_Task directions_. Provide the records once more, identical to the original.

_Record list_.
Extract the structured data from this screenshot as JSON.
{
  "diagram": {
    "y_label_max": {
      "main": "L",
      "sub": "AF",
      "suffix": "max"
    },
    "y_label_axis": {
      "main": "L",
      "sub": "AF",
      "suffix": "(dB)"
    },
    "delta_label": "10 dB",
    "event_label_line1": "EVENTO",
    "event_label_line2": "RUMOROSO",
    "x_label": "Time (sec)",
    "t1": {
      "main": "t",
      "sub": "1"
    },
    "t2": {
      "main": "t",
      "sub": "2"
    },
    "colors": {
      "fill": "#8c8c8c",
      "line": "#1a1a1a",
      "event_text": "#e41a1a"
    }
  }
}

_Result below_.
Extract the structured data from this screenshot as JSON.
{
  "diagram": {
    "y_label_max": {
      "main": "L",
      "sub": "AF",
      "suffix": "max"
    },
    "y_label_axis": {
      "main": "L",
      "sub": "AF",
      "suffix": "(dB)"
    },
    "delta_label": "10 dB",
    "event_label_line1": "EVENTO",
    "event_label_line2": "RUMOROSO",
    "x_label": "Time (sec)",
    "t1": {
      "main": "t",
      "sub": "1"
    },
    "t2": {
      "main": "t",
      "sub": "2"
    },
    "colors": {
      "fill": "#8c8c8c",
      "line": "#1a1a1a",
      "event_text": "#e41a1a"
    }
  }
}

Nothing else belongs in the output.